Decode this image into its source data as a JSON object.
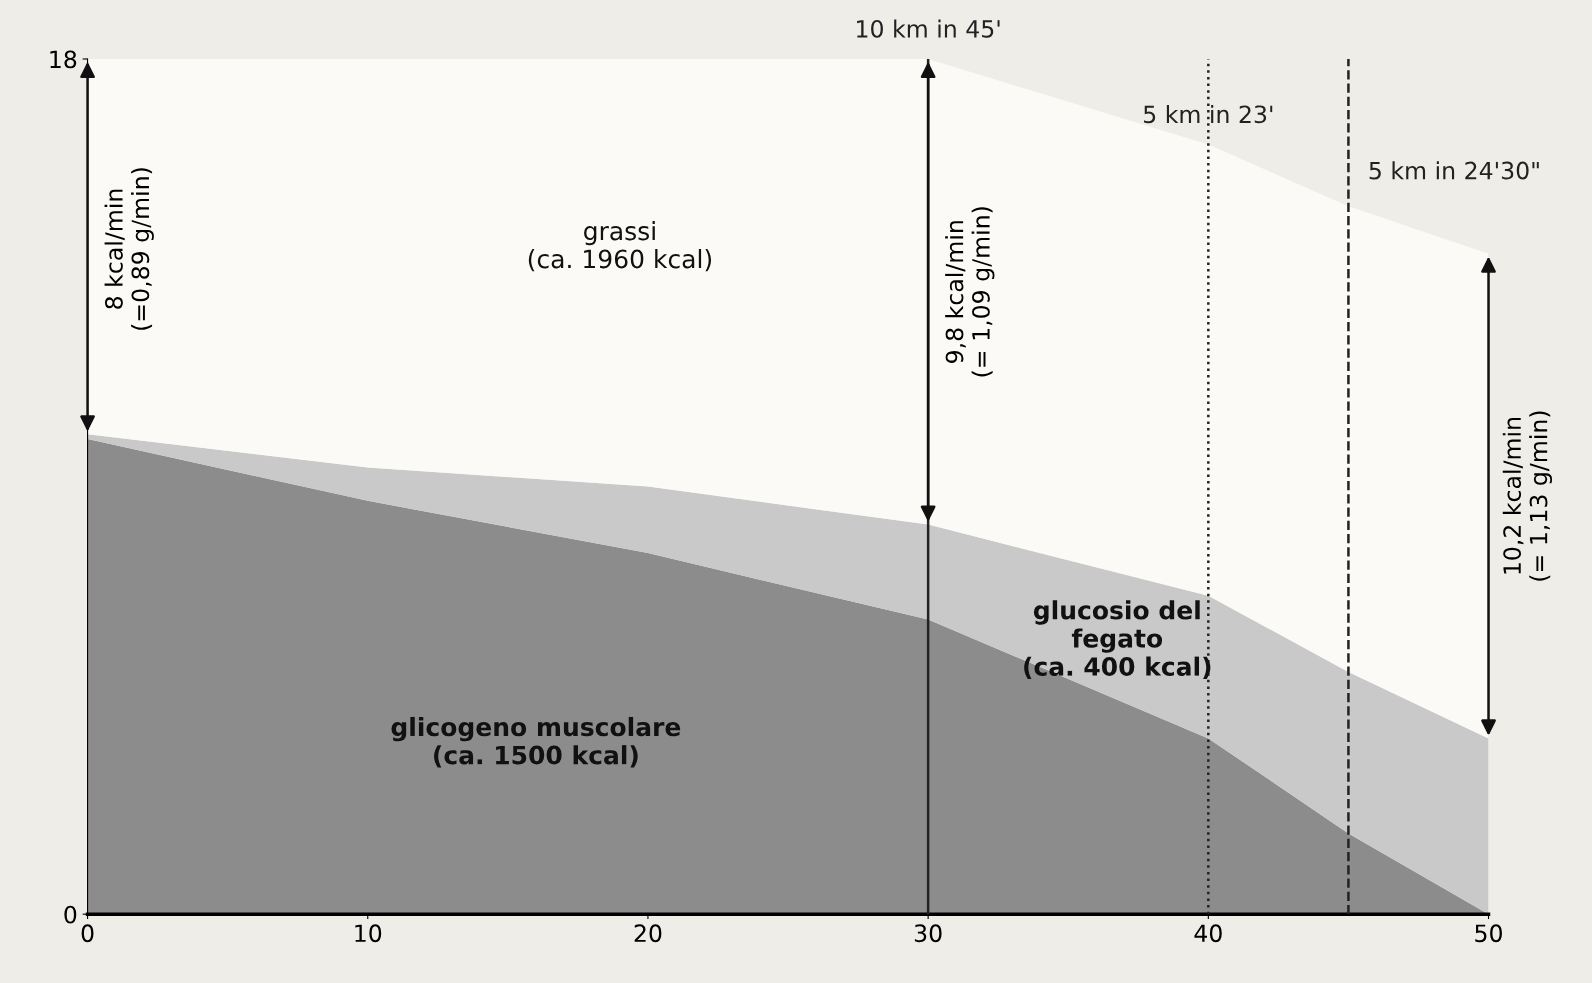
{
  "chart_data": {
    "type": "area",
    "stacked": true,
    "x": [
      0,
      10,
      20,
      30,
      40,
      45,
      50
    ],
    "series": [
      {
        "color": "#8c8c8c",
        "values": [
          10,
          8.7,
          7.6,
          6.2,
          3.7,
          1.7,
          0
        ]
      },
      {
        "color": "#c9c9c9",
        "values": [
          0.1,
          0.7,
          1.4,
          2.0,
          3.0,
          3.4,
          3.7
        ]
      },
      {
        "color": "#fbfaf6",
        "values": [
          7.9,
          8.6,
          9.0,
          9.8,
          9.5,
          9.8,
          10.2
        ]
      }
    ],
    "xlim": [
      0,
      50
    ],
    "ylim": [
      0,
      18
    ],
    "xticks": [
      0,
      10,
      20,
      30,
      40,
      50
    ],
    "yticks": [
      0,
      18
    ],
    "grid": false,
    "ref_lines": [
      {
        "axis": "x",
        "value": 30,
        "label": null,
        "line_style": "solid",
        "color": "#222222"
      },
      {
        "axis": "x",
        "value": 40,
        "label": null,
        "line_style": "dotted",
        "color": "#222222"
      },
      {
        "axis": "x",
        "value": 45,
        "label": null,
        "line_style": "dashed",
        "color": "#222222"
      }
    ],
    "annotations": [
      "grassi\n(ca. 1960 kcal)",
      "glicogeno muscolare\n(ca. 1500 kcal)",
      "glucosio del\nfegato\n(ca. 400 kcal)",
      {
        "text": "8 kcal/min\n(=0,89 g/min)",
        "x": 0,
        "y": 14
      },
      {
        "text": "9,8 kcal/min\n(= 1,09 g/min)",
        "x": 30,
        "y": 13.1
      },
      {
        "text": "10,2 kcal/min\n(= 1,13 g/min)",
        "x": 50,
        "y": 8.8
      },
      {
        "text": "10 km in 45'",
        "x": 30,
        "y": 18
      },
      {
        "text": "5 km in 23'",
        "x": 40,
        "y": 16.2
      },
      {
        "text": "5 km in 24'30\"",
        "x": 45,
        "y": 14.9
      }
    ]
  }
}
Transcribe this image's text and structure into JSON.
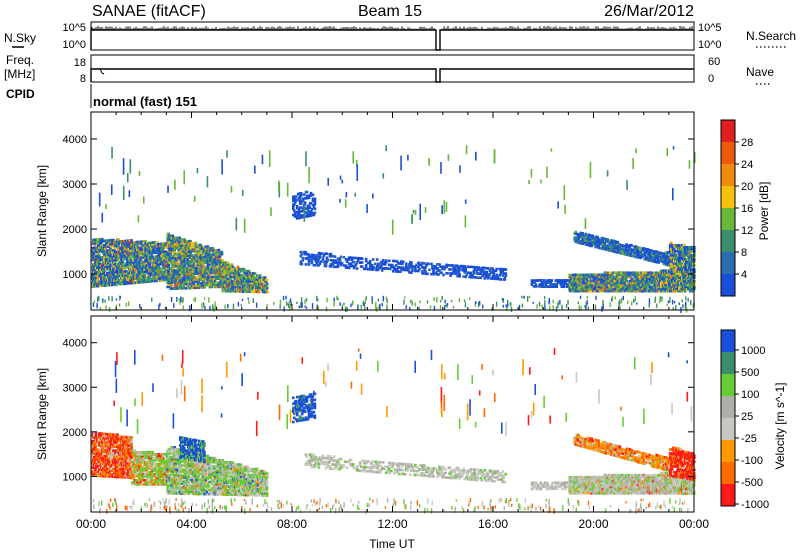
{
  "header": {
    "station": "SANAE (fitACF)",
    "beam": "Beam 15",
    "date": "26/Mar/2012"
  },
  "panels": {
    "nsky": {
      "left_label": "N.Sky",
      "right_label": "N.Search",
      "y_labels": [
        "10^5",
        "10^0"
      ]
    },
    "freq": {
      "left_labels": [
        "Freq.",
        "[MHz]"
      ],
      "right_label": "Nave",
      "left_ticks": [
        "18",
        "8"
      ],
      "right_ticks": [
        "60",
        "0"
      ]
    },
    "cpid": {
      "label": "CPID",
      "program": "normal (fast) 151"
    }
  },
  "colors": {
    "power": [
      "#1b4fd9",
      "#2b6cb0",
      "#3a8f6a",
      "#67b83a",
      "#f4c20d",
      "#f08a11",
      "#ec5a0d",
      "#e02020"
    ],
    "velocity": [
      "#ff1a1a",
      "#ff6a00",
      "#ff9900",
      "#c8c8c0",
      "#b0b0a8",
      "#66cc33",
      "#3a8f6a",
      "#1b4fd9"
    ]
  },
  "chart_data": [
    {
      "type": "heatmap",
      "name": "power",
      "xlabel": "",
      "ylabel": "Slant Range [km]",
      "x_ticks": [
        "00:00",
        "04:00",
        "08:00",
        "12:00",
        "16:00",
        "20:00",
        "00:00"
      ],
      "y_ticks": [
        "1000",
        "2000",
        "3000",
        "4000"
      ],
      "ylim": [
        200,
        4600
      ],
      "colorbar": {
        "label": "Power [dB]",
        "ticks": [
          "4",
          "8",
          "12",
          "16",
          "20",
          "24",
          "28"
        ],
        "range": [
          0,
          32
        ]
      }
    },
    {
      "type": "heatmap",
      "name": "velocity",
      "xlabel": "Time UT",
      "ylabel": "Slant Range [km]",
      "x_ticks": [
        "00:00",
        "04:00",
        "08:00",
        "12:00",
        "16:00",
        "20:00",
        "00:00"
      ],
      "y_ticks": [
        "1000",
        "2000",
        "3000",
        "4000"
      ],
      "ylim": [
        200,
        4600
      ],
      "colorbar": {
        "label": "Velocity [m s^-1]",
        "ticks": [
          "1000",
          "500",
          "100",
          "25",
          "-25",
          "-100",
          "-500",
          "-1000"
        ]
      }
    }
  ]
}
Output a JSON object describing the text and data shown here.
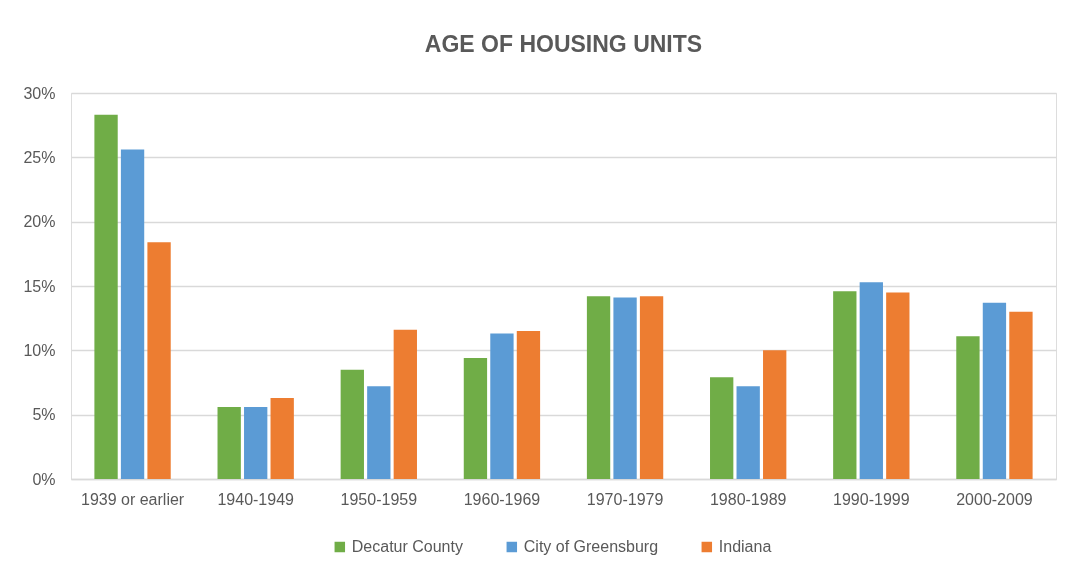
{
  "chart_data": {
    "type": "bar",
    "title": "AGE OF HOUSING UNITS",
    "categories": [
      "1939 or earlier",
      "1940-1949",
      "1950-1959",
      "1960-1969",
      "1970-1979",
      "1980-1989",
      "1990-1999",
      "2000-2009"
    ],
    "series": [
      {
        "name": "Decatur County",
        "color": "#70ad47",
        "values": [
          28.3,
          5.6,
          8.5,
          9.4,
          14.2,
          7.9,
          14.6,
          11.1
        ]
      },
      {
        "name": "City of Greensburg",
        "color": "#5b9bd5",
        "values": [
          25.6,
          5.6,
          7.2,
          11.3,
          14.1,
          7.2,
          15.3,
          13.7
        ]
      },
      {
        "name": "Indiana",
        "color": "#ed7d31",
        "values": [
          18.4,
          6.3,
          11.6,
          11.5,
          14.2,
          10.0,
          14.5,
          13.0
        ]
      }
    ],
    "ylim": [
      0,
      30
    ],
    "yticks": [
      {
        "value": 0,
        "label": "0%"
      },
      {
        "value": 5,
        "label": "5%"
      },
      {
        "value": 10,
        "label": "10%"
      },
      {
        "value": 15,
        "label": "15%"
      },
      {
        "value": 20,
        "label": "20%"
      },
      {
        "value": 25,
        "label": "25%"
      },
      {
        "value": 30,
        "label": "30%"
      }
    ],
    "grid": "y",
    "legend": "bottom"
  }
}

━━━━━━━━

Aim of the exercise:
Without the pictures, transcribe the listing above exactly.

Finished exercise:
Decode this image into its source data as a JSON object.
{
  "chart_data": {
    "type": "area",
    "stacked": true,
    "x": [
      0,
      10,
      20,
      30,
      40,
      45,
      50
    ],
    "series": [
      {
        "color": "#8c8c8c",
        "values": [
          10,
          8.7,
          7.6,
          6.2,
          3.7,
          1.7,
          0
        ]
      },
      {
        "color": "#c9c9c9",
        "values": [
          0.1,
          0.7,
          1.4,
          2.0,
          3.0,
          3.4,
          3.7
        ]
      },
      {
        "color": "#fbfaf6",
        "values": [
          7.9,
          8.6,
          9.0,
          9.8,
          9.5,
          9.8,
          10.2
        ]
      }
    ],
    "xlim": [
      0,
      50
    ],
    "ylim": [
      0,
      18
    ],
    "xticks": [
      0,
      10,
      20,
      30,
      40,
      50
    ],
    "yticks": [
      0,
      18
    ],
    "grid": false,
    "ref_lines": [
      {
        "axis": "x",
        "value": 30,
        "label": null,
        "line_style": "solid",
        "color": "#222222"
      },
      {
        "axis": "x",
        "value": 40,
        "label": null,
        "line_style": "dotted",
        "color": "#222222"
      },
      {
        "axis": "x",
        "value": 45,
        "label": null,
        "line_style": "dashed",
        "color": "#222222"
      }
    ],
    "annotations": [
      "grassi\n(ca. 1960 kcal)",
      "glicogeno muscolare\n(ca. 1500 kcal)",
      "glucosio del\nfegato\n(ca. 400 kcal)",
      {
        "text": "8 kcal/min\n(=0,89 g/min)",
        "x": 0,
        "y": 14
      },
      {
        "text": "9,8 kcal/min\n(= 1,09 g/min)",
        "x": 30,
        "y": 13.1
      },
      {
        "text": "10,2 kcal/min\n(= 1,13 g/min)",
        "x": 50,
        "y": 8.8
      },
      {
        "text": "10 km in 45'",
        "x": 30,
        "y": 18
      },
      {
        "text": "5 km in 23'",
        "x": 40,
        "y": 16.2
      },
      {
        "text": "5 km in 24'30\"",
        "x": 45,
        "y": 14.9
      }
    ]
  }
}
Transcribe this image's text and structure into JSON.
{
  "header": {
    "station": "SANAE (fitACF)",
    "beam": "Beam 15",
    "date": "26/Mar/2012"
  },
  "panels": {
    "nsky": {
      "left_label": "N.Sky",
      "right_label": "N.Search",
      "y_labels": [
        "10^5",
        "10^0"
      ]
    },
    "freq": {
      "left_labels": [
        "Freq.",
        "[MHz]"
      ],
      "right_label": "Nave",
      "left_ticks": [
        "18",
        "8"
      ],
      "right_ticks": [
        "60",
        "0"
      ]
    },
    "cpid": {
      "label": "CPID",
      "program": "normal (fast) 151"
    }
  },
  "colors": {
    "power": [
      "#1b4fd9",
      "#2b6cb0",
      "#3a8f6a",
      "#67b83a",
      "#f4c20d",
      "#f08a11",
      "#ec5a0d",
      "#e02020"
    ],
    "velocity": [
      "#ff1a1a",
      "#ff6a00",
      "#ff9900",
      "#c8c8c0",
      "#b0b0a8",
      "#66cc33",
      "#3a8f6a",
      "#1b4fd9"
    ]
  },
  "chart_data": [
    {
      "type": "heatmap",
      "name": "power",
      "xlabel": "",
      "ylabel": "Slant Range [km]",
      "x_ticks": [
        "00:00",
        "04:00",
        "08:00",
        "12:00",
        "16:00",
        "20:00",
        "00:00"
      ],
      "y_ticks": [
        "1000",
        "2000",
        "3000",
        "4000"
      ],
      "ylim": [
        200,
        4600
      ],
      "colorbar": {
        "label": "Power [dB]",
        "ticks": [
          "4",
          "8",
          "12",
          "16",
          "20",
          "24",
          "28"
        ],
        "range": [
          0,
          32
        ]
      }
    },
    {
      "type": "heatmap",
      "name": "velocity",
      "xlabel": "Time UT",
      "ylabel": "Slant Range [km]",
      "x_ticks": [
        "00:00",
        "04:00",
        "08:00",
        "12:00",
        "16:00",
        "20:00",
        "00:00"
      ],
      "y_ticks": [
        "1000",
        "2000",
        "3000",
        "4000"
      ],
      "ylim": [
        200,
        4600
      ],
      "colorbar": {
        "label": "Velocity [m s^-1]",
        "ticks": [
          "1000",
          "500",
          "100",
          "25",
          "-25",
          "-100",
          "-500",
          "-1000"
        ]
      }
    }
  ]
}
Output a JSON object describing the text and data shown here.
{
  "chart_data": {
    "type": "bar",
    "title": "AGE OF HOUSING UNITS",
    "categories": [
      "1939 or earlier",
      "1940-1949",
      "1950-1959",
      "1960-1969",
      "1970-1979",
      "1980-1989",
      "1990-1999",
      "2000-2009"
    ],
    "series": [
      {
        "name": "Decatur County",
        "color": "#70ad47",
        "values": [
          28.3,
          5.6,
          8.5,
          9.4,
          14.2,
          7.9,
          14.6,
          11.1
        ]
      },
      {
        "name": "City of Greensburg",
        "color": "#5b9bd5",
        "values": [
          25.6,
          5.6,
          7.2,
          11.3,
          14.1,
          7.2,
          15.3,
          13.7
        ]
      },
      {
        "name": "Indiana",
        "color": "#ed7d31",
        "values": [
          18.4,
          6.3,
          11.6,
          11.5,
          14.2,
          10.0,
          14.5,
          13.0
        ]
      }
    ],
    "ylim": [
      0,
      30
    ],
    "yticks": [
      {
        "value": 0,
        "label": "0%"
      },
      {
        "value": 5,
        "label": "5%"
      },
      {
        "value": 10,
        "label": "10%"
      },
      {
        "value": 15,
        "label": "15%"
      },
      {
        "value": 20,
        "label": "20%"
      },
      {
        "value": 25,
        "label": "25%"
      },
      {
        "value": 30,
        "label": "30%"
      }
    ],
    "grid": "y",
    "legend": "bottom"
  }
}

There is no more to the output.